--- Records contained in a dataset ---
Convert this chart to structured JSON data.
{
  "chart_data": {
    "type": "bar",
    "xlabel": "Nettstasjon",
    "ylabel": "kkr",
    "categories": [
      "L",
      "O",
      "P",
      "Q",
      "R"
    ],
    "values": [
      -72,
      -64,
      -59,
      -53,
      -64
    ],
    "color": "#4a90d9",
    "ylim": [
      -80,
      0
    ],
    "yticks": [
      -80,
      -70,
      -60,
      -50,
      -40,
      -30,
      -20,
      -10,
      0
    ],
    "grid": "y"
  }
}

--- Short task ---
Reproduce the full set of records precisely.

--- Exercise response ---
Convert this chart to structured JSON data.
{
  "chart_data": {
    "type": "bar",
    "xlabel": "Nettstasjon",
    "ylabel": "kkr",
    "categories": [
      "L",
      "O",
      "P",
      "Q",
      "R"
    ],
    "values": [
      -72,
      -64,
      -59,
      -53,
      -64
    ],
    "color": "#4a90d9",
    "ylim": [
      -80,
      0
    ],
    "yticks": [
      -80,
      -70,
      -60,
      -50,
      -40,
      -30,
      -20,
      -10,
      0
    ],
    "grid": "y"
  }
}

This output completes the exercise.